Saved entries
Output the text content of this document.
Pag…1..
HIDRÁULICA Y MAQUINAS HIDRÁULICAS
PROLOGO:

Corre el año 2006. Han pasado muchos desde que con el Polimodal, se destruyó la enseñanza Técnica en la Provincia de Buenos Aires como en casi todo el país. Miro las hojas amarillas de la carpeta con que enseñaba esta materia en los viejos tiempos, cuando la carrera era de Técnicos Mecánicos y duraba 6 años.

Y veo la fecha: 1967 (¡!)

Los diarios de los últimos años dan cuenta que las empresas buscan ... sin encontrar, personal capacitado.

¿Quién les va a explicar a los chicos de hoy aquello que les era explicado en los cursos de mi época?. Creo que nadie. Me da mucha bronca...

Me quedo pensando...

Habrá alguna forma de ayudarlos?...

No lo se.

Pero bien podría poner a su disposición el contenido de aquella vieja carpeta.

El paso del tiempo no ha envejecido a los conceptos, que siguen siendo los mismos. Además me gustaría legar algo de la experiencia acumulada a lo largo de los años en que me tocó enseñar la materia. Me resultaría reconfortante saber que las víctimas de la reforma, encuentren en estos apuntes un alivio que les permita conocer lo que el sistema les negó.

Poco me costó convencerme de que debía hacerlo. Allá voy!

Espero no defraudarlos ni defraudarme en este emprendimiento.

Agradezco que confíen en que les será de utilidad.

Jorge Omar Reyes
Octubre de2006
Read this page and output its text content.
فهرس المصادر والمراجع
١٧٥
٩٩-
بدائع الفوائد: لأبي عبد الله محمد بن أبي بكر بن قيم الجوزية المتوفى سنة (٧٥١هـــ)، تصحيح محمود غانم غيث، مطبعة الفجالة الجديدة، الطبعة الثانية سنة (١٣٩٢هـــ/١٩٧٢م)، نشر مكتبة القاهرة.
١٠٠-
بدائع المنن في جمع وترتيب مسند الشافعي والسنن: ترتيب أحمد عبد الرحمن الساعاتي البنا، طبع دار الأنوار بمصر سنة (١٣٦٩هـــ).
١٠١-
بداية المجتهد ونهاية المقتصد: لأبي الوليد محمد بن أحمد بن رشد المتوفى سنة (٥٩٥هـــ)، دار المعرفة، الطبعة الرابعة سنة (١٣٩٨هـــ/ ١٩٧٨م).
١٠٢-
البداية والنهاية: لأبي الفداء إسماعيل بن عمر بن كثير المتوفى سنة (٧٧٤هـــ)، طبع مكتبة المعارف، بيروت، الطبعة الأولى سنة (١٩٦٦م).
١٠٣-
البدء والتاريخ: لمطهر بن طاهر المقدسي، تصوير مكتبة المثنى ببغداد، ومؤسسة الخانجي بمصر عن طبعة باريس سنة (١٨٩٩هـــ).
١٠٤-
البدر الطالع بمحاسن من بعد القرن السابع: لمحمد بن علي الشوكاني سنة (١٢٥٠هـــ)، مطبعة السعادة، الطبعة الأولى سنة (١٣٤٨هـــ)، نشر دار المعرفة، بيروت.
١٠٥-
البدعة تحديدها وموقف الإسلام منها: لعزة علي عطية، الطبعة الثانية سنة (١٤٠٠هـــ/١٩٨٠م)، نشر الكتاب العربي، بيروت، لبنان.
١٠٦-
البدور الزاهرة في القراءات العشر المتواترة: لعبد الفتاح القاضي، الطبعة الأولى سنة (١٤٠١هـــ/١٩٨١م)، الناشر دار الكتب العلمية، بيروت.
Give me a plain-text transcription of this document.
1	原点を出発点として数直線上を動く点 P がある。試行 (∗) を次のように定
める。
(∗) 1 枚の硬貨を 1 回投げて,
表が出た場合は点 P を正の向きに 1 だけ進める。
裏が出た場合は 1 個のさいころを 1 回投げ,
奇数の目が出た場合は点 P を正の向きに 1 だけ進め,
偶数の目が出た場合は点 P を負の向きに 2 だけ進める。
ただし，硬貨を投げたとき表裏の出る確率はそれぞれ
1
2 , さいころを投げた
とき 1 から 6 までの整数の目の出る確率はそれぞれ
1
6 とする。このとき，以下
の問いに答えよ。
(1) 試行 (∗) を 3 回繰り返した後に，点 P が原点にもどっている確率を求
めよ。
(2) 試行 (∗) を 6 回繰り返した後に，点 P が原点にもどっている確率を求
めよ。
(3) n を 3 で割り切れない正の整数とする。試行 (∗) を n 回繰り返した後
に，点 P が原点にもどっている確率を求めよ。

GIVEN EXERCISE - Return the listing above in its exact form.

TASK SOLUTION -
Output the text content of this document.
Pag…1..
HIDRÁULICA Y MAQUINAS HIDRÁULICAS
PROLOGO:

Corre el año 2006. Han pasado muchos desde que con el Polimodal, se destruyó la enseñanza Técnica en la Provincia de Buenos Aires como en casi todo el país. Miro las hojas amarillas de la carpeta con que enseñaba esta materia en los viejos tiempos, cuando la carrera era de Técnicos Mecánicos y duraba 6 años.

Y veo la fecha: 1967 (¡!)

Los diarios de los últimos años dan cuenta que las empresas buscan ... sin encontrar, personal capacitado.

¿Quién les va a explicar a los chicos de hoy aquello que les era explicado en los cursos de mi época?. Creo que nadie. Me da mucha bronca...

Me quedo pensando...

Habrá alguna forma de ayudarlos?...

No lo se.

Pero bien podría poner a su disposición el contenido de aquella vieja carpeta.

El paso del tiempo no ha envejecido a los conceptos, que siguen siendo los mismos. Además me gustaría legar algo de la experiencia acumulada a lo largo de los años en que me tocó enseñar la materia. Me resultaría reconfortante saber que las víctimas de la reforma, encuentren en estos apuntes un alivio que les permita conocer lo que el sistema les negó.

Poco me costó convencerme de que debía hacerlo. Allá voy!

Espero no defraudarlos ni defraudarme en este emprendimiento.

Agradezco que confíen en que les será de utilidad.

Jorge Omar Reyes
Octubre de2006
Read this page and output its text content.
فهرس المصادر والمراجع
١٧٥
٩٩-
بدائع الفوائد: لأبي عبد الله محمد بن أبي بكر بن قيم الجوزية المتوفى سنة (٧٥١هـــ)، تصحيح محمود غانم غيث، مطبعة الفجالة الجديدة، الطبعة الثانية سنة (١٣٩٢هـــ/١٩٧٢م)، نشر مكتبة القاهرة.
١٠٠-
بدائع المنن في جمع وترتيب مسند الشافعي والسنن: ترتيب أحمد عبد الرحمن الساعاتي البنا، طبع دار الأنوار بمصر سنة (١٣٦٩هـــ).
١٠١-
بداية المجتهد ونهاية المقتصد: لأبي الوليد محمد بن أحمد بن رشد المتوفى سنة (٥٩٥هـــ)، دار المعرفة، الطبعة الرابعة سنة (١٣٩٨هـــ/ ١٩٧٨م).
١٠٢-
البداية والنهاية: لأبي الفداء إسماعيل بن عمر بن كثير المتوفى سنة (٧٧٤هـــ)، طبع مكتبة المعارف، بيروت، الطبعة الأولى سنة (١٩٦٦م).
١٠٣-
البدء والتاريخ: لمطهر بن طاهر المقدسي، تصوير مكتبة المثنى ببغداد، ومؤسسة الخانجي بمصر عن طبعة باريس سنة (١٨٩٩هـــ).
١٠٤-
البدر الطالع بمحاسن من بعد القرن السابع: لمحمد بن علي الشوكاني سنة (١٢٥٠هـــ)، مطبعة السعادة، الطبعة الأولى سنة (١٣٤٨هـــ)، نشر دار المعرفة، بيروت.
١٠٥-
البدعة تحديدها وموقف الإسلام منها: لعزة علي عطية، الطبعة الثانية سنة (١٤٠٠هـــ/١٩٨٠م)، نشر الكتاب العربي، بيروت، لبنان.
١٠٦-
البدور الزاهرة في القراءات العشر المتواترة: لعبد الفتاح القاضي، الطبعة الأولى سنة (١٤٠١هـــ/١٩٨١م)، الناشر دار الكتب العلمية، بيروت.
Give me a plain-text transcription of this document.
1	原点を出発点として数直線上を動く点 P がある。試行 (∗) を次のように定
める。
(∗) 1 枚の硬貨を 1 回投げて,
表が出た場合は点 P を正の向きに 1 だけ進める。
裏が出た場合は 1 個のさいころを 1 回投げ,
奇数の目が出た場合は点 P を正の向きに 1 だけ進め,
偶数の目が出た場合は点 P を負の向きに 2 だけ進める。
ただし，硬貨を投げたとき表裏の出る確率はそれぞれ
1
2 , さいころを投げた
とき 1 から 6 までの整数の目の出る確率はそれぞれ
1
6 とする。このとき，以下
の問いに答えよ。
(1) 試行 (∗) を 3 回繰り返した後に，点 P が原点にもどっている確率を求
めよ。
(2) 試行 (∗) を 6 回繰り返した後に，点 P が原点にもどっている確率を求
めよ。
(3) n を 3 で割り切れない正の整数とする。試行 (∗) を n 回繰り返した後
に，点 P が原点にもどっている確率を求めよ。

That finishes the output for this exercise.